## TASK INSTRUCTIONS
Please copy each line of the data that includes the string "worden".

Document text records:

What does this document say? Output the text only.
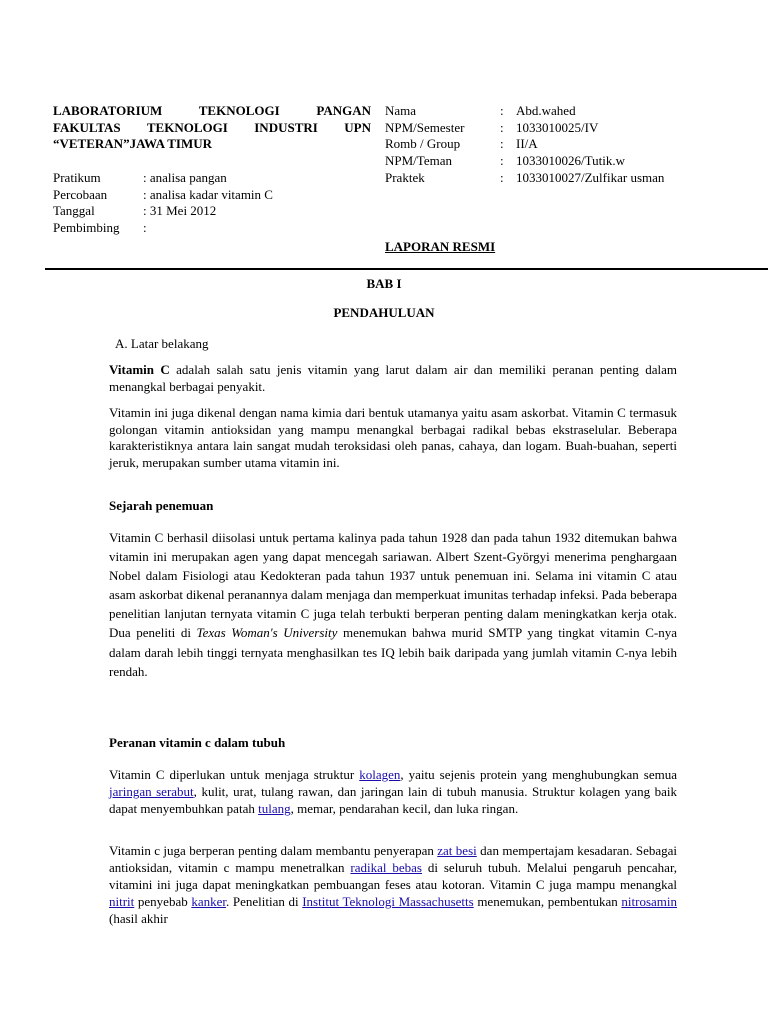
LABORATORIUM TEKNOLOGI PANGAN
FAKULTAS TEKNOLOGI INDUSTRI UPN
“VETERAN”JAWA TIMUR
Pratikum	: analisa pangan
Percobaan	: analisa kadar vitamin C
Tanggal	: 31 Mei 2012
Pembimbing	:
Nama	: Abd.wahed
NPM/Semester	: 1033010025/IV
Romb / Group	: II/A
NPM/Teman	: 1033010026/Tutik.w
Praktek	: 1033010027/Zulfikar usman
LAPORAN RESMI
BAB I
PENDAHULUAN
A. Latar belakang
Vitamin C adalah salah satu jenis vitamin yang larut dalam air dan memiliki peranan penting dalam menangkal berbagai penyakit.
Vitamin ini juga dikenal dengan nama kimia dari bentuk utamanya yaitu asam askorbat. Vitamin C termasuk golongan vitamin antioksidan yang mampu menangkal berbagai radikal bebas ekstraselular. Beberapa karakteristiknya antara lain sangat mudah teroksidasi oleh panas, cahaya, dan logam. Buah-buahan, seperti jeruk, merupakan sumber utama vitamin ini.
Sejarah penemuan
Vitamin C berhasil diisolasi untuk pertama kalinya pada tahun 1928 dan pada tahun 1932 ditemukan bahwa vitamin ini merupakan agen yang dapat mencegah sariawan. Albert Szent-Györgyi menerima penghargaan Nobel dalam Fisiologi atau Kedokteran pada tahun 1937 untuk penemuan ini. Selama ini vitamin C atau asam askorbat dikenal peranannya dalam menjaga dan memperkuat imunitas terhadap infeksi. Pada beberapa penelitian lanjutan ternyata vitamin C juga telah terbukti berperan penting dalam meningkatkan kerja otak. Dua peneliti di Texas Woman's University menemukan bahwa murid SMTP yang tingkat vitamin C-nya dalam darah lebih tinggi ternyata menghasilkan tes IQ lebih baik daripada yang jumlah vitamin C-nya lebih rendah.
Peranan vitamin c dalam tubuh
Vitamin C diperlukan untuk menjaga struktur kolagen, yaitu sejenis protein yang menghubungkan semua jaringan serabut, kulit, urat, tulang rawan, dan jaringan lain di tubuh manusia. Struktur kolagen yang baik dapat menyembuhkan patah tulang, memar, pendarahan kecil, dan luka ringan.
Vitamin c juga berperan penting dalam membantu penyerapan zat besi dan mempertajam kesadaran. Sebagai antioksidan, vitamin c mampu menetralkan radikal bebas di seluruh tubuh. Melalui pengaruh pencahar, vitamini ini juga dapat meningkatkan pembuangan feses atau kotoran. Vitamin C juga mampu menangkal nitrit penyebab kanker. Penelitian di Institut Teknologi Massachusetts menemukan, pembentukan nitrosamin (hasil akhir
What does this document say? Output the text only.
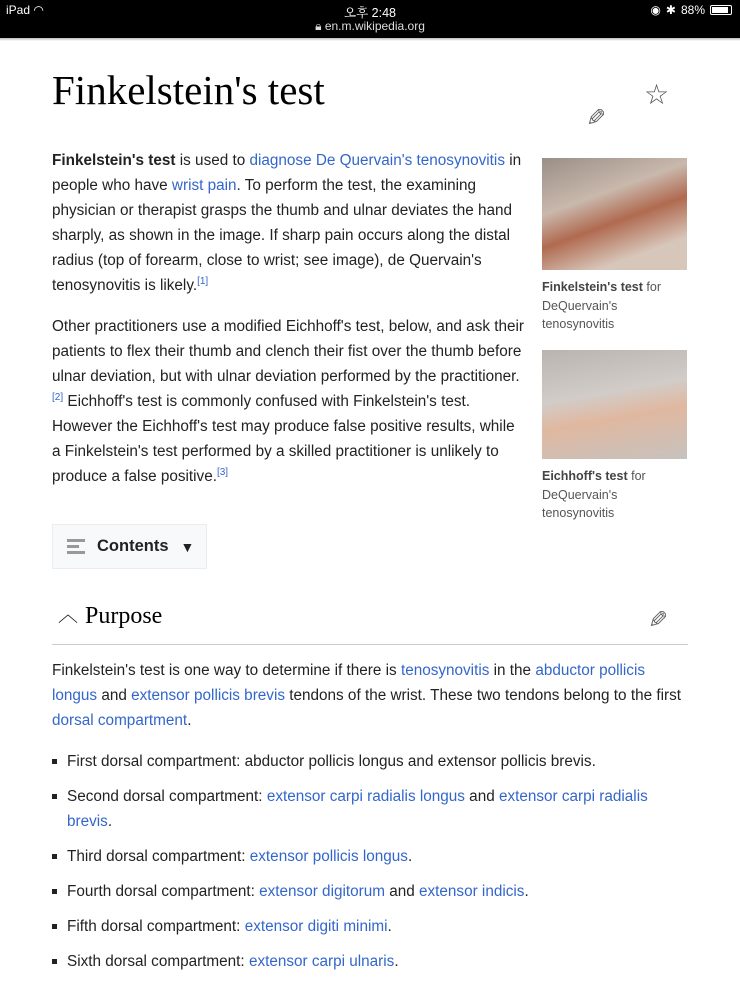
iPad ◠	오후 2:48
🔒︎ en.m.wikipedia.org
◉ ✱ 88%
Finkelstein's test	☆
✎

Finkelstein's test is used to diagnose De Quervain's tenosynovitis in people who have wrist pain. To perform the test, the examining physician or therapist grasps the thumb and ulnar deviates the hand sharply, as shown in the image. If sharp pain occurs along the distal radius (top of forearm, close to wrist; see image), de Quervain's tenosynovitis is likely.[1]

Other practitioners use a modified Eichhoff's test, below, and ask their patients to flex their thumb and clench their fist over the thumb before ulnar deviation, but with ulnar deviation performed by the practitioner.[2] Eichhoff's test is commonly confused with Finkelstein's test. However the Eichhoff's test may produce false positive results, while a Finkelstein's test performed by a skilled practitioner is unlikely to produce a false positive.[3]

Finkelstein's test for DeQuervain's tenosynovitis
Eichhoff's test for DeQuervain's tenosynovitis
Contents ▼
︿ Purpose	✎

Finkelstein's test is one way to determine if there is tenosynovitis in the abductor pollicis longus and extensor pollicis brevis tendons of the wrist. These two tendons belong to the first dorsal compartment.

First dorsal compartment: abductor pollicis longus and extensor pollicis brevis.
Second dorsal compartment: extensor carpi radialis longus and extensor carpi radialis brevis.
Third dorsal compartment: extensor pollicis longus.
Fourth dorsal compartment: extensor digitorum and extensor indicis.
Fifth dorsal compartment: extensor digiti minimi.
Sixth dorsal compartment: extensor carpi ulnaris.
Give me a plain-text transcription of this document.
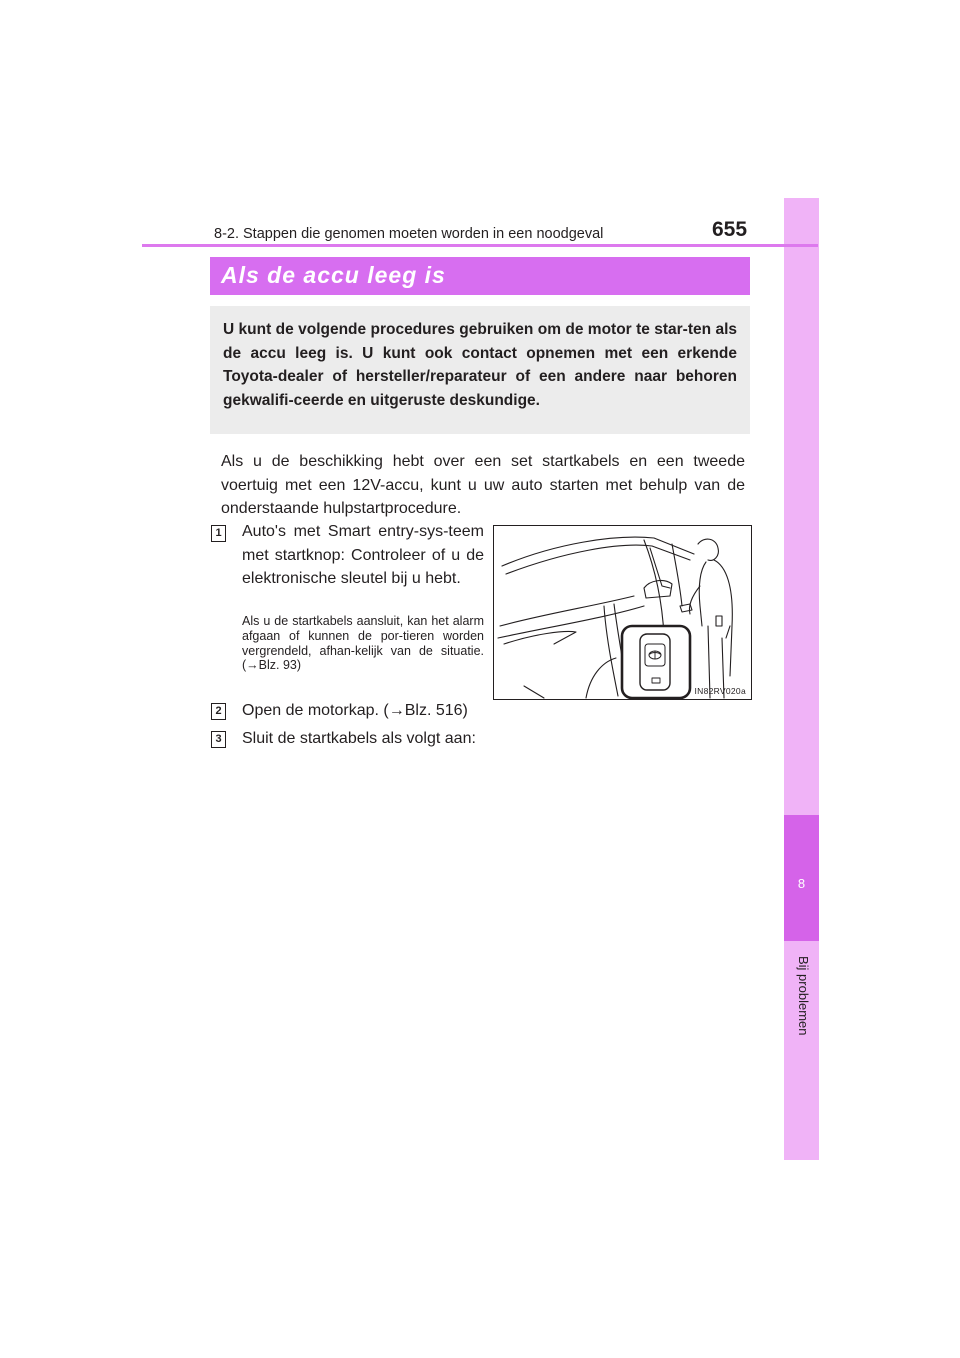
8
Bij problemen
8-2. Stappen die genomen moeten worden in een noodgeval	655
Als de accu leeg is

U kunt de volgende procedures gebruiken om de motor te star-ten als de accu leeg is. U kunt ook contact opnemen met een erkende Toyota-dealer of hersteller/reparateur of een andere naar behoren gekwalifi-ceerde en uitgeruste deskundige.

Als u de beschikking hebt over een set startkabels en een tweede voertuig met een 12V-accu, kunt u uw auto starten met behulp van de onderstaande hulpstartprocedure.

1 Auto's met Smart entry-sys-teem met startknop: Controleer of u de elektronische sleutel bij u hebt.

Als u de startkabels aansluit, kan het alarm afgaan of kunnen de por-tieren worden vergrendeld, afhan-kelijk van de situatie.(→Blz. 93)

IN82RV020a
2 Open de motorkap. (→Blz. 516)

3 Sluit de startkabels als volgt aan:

## WRITTEN SOLUTION
8-2. Stappen die genomen moeten worden in een noodgeval	655
Als u de startkabels aansluit, kan het alarm afgaan of kunnen de por-tieren worden vergrendeld, afhan-kelijk van de situatie.(→Blz. 93)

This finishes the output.